- **The task**
Produce an exact transcription of the listing below, omitting the pictures.

- **Exercise materials**

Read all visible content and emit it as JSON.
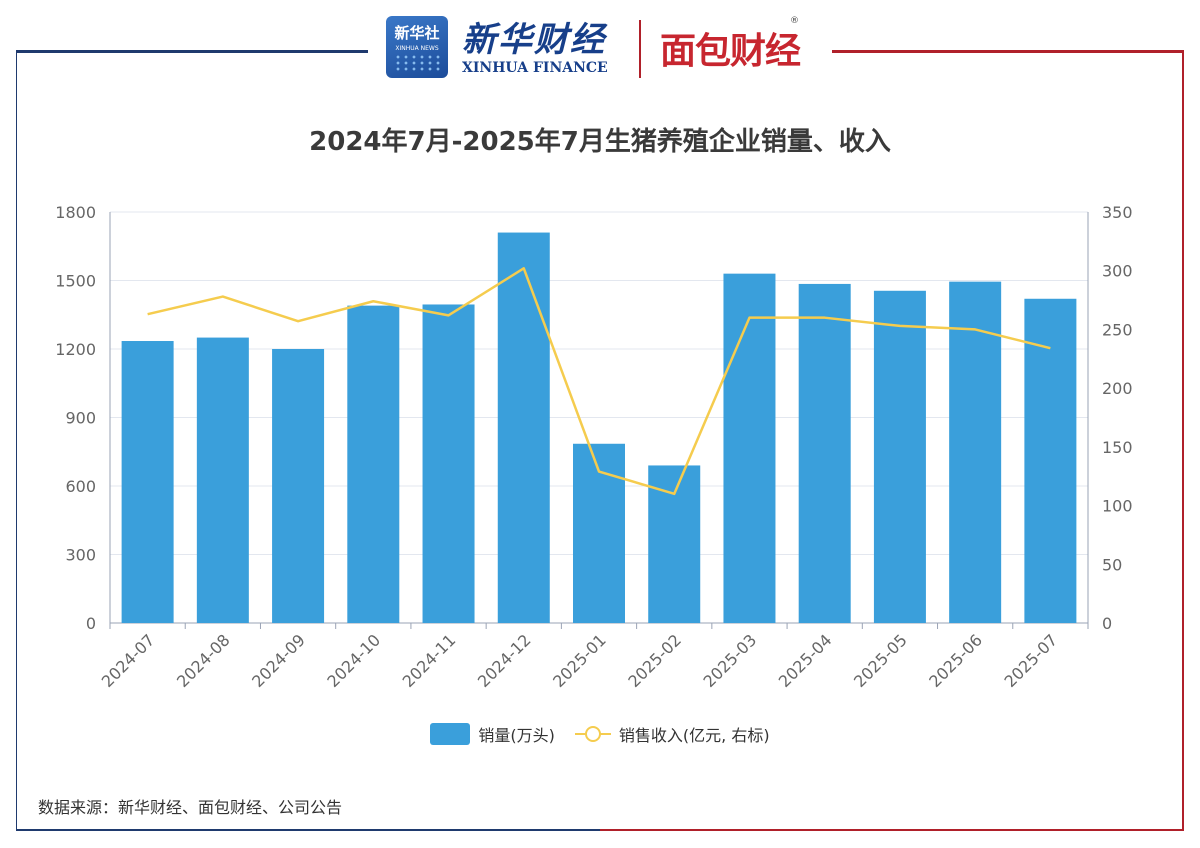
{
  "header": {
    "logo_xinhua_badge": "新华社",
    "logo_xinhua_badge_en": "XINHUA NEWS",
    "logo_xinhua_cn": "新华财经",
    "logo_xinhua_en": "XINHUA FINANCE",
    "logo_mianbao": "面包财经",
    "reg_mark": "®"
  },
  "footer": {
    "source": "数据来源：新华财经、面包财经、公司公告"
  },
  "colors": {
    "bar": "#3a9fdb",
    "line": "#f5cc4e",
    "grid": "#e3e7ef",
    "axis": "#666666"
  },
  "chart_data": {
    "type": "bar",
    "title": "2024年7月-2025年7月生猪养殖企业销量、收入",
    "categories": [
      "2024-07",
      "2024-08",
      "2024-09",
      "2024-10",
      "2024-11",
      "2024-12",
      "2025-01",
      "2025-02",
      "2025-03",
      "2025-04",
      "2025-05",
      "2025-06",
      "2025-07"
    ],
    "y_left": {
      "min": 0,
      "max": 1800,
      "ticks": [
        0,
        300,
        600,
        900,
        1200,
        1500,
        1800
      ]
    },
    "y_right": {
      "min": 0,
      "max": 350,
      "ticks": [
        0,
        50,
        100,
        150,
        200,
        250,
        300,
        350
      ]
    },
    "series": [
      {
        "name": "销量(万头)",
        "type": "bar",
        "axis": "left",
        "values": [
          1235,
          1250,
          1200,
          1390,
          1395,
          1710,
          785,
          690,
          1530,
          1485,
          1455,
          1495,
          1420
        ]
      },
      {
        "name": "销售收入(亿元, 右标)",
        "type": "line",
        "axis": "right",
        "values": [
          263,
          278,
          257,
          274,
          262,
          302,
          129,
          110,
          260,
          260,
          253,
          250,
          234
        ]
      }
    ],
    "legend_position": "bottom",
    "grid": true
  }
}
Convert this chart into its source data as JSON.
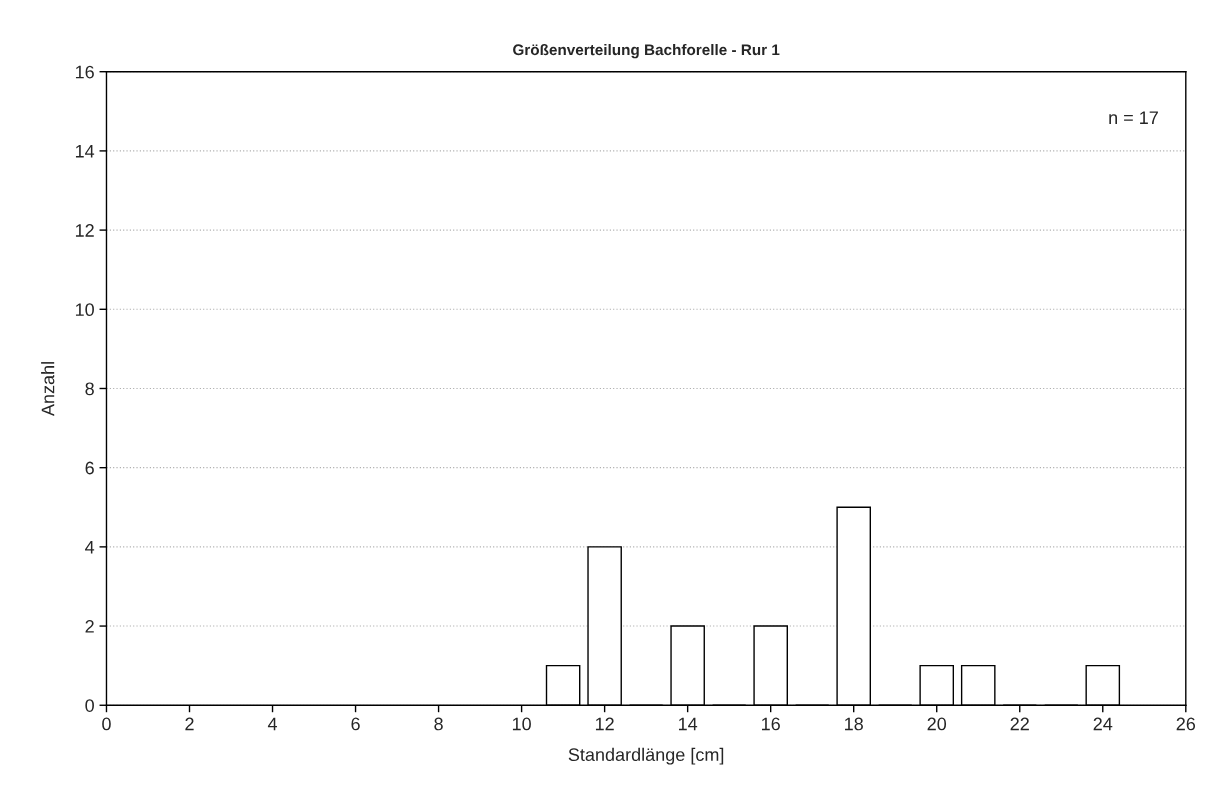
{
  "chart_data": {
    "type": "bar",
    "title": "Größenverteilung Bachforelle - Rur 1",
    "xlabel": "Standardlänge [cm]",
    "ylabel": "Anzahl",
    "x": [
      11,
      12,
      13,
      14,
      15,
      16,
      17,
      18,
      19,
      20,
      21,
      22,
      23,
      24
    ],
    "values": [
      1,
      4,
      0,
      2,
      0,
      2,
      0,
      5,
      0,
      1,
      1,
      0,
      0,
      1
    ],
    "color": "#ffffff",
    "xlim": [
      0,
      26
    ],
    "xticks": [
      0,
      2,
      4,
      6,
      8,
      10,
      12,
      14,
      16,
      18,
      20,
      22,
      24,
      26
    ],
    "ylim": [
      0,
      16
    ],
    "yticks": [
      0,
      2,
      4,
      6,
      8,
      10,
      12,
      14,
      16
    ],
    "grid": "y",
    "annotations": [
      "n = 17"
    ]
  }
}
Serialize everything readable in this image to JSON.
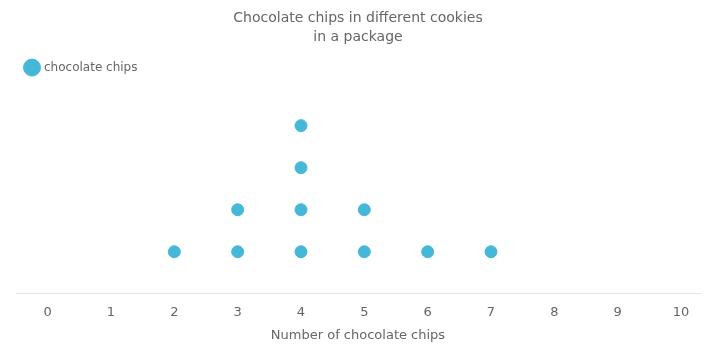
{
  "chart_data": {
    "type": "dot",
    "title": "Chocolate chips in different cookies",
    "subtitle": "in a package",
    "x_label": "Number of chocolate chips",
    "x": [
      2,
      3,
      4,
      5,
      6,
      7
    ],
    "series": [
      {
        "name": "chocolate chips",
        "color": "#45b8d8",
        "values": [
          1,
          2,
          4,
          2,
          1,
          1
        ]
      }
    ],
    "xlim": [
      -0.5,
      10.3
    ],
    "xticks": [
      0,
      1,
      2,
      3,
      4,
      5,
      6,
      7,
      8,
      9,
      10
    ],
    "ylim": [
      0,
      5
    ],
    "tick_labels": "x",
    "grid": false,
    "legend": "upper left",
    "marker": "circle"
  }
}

- **Result of this task**
Read all visible content and emit it as JSON.
{
  "header": {
    "logo_xinhua_badge": "新华社",
    "logo_xinhua_badge_en": "XINHUA NEWS",
    "logo_xinhua_cn": "新华财经",
    "logo_xinhua_en": "XINHUA FINANCE",
    "logo_mianbao": "面包财经",
    "reg_mark": "®"
  },
  "footer": {
    "source": "数据来源：新华财经、面包财经、公司公告"
  },
  "colors": {
    "bar": "#3a9fdb",
    "line": "#f5cc4e",
    "grid": "#e3e7ef",
    "axis": "#666666"
  },
  "chart_data": {
    "type": "bar",
    "title": "2024年7月-2025年7月生猪养殖企业销量、收入",
    "categories": [
      "2024-07",
      "2024-08",
      "2024-09",
      "2024-10",
      "2024-11",
      "2024-12",
      "2025-01",
      "2025-02",
      "2025-03",
      "2025-04",
      "2025-05",
      "2025-06",
      "2025-07"
    ],
    "y_left": {
      "min": 0,
      "max": 1800,
      "ticks": [
        0,
        300,
        600,
        900,
        1200,
        1500,
        1800
      ]
    },
    "y_right": {
      "min": 0,
      "max": 350,
      "ticks": [
        0,
        50,
        100,
        150,
        200,
        250,
        300,
        350
      ]
    },
    "series": [
      {
        "name": "销量(万头)",
        "type": "bar",
        "axis": "left",
        "values": [
          1235,
          1250,
          1200,
          1390,
          1395,
          1710,
          785,
          690,
          1530,
          1485,
          1455,
          1495,
          1420
        ]
      },
      {
        "name": "销售收入(亿元, 右标)",
        "type": "line",
        "axis": "right",
        "values": [
          263,
          278,
          257,
          274,
          262,
          302,
          129,
          110,
          260,
          260,
          253,
          250,
          234
        ]
      }
    ],
    "legend_position": "bottom",
    "grid": true
  }
}
Convert this chart into its source data as JSON.
{
  "chart_data": {
    "type": "bar",
    "title": "Größenverteilung Bachforelle - Rur 1",
    "xlabel": "Standardlänge [cm]",
    "ylabel": "Anzahl",
    "x": [
      11,
      12,
      13,
      14,
      15,
      16,
      17,
      18,
      19,
      20,
      21,
      22,
      23,
      24
    ],
    "values": [
      1,
      4,
      0,
      2,
      0,
      2,
      0,
      5,
      0,
      1,
      1,
      0,
      0,
      1
    ],
    "color": "#ffffff",
    "xlim": [
      0,
      26
    ],
    "xticks": [
      0,
      2,
      4,
      6,
      8,
      10,
      12,
      14,
      16,
      18,
      20,
      22,
      24,
      26
    ],
    "ylim": [
      0,
      16
    ],
    "yticks": [
      0,
      2,
      4,
      6,
      8,
      10,
      12,
      14,
      16
    ],
    "grid": "y",
    "annotations": [
      "n = 17"
    ]
  }
}
Serialize everything readable in this image to JSON.
{
  "chart_data": {
    "type": "dot",
    "title": "Chocolate chips in different cookies",
    "subtitle": "in a package",
    "x_label": "Number of chocolate chips",
    "x": [
      2,
      3,
      4,
      5,
      6,
      7
    ],
    "series": [
      {
        "name": "chocolate chips",
        "color": "#45b8d8",
        "values": [
          1,
          2,
          4,
          2,
          1,
          1
        ]
      }
    ],
    "xlim": [
      -0.5,
      10.3
    ],
    "xticks": [
      0,
      1,
      2,
      3,
      4,
      5,
      6,
      7,
      8,
      9,
      10
    ],
    "ylim": [
      0,
      5
    ],
    "tick_labels": "x",
    "grid": false,
    "legend": "upper left",
    "marker": "circle"
  }
}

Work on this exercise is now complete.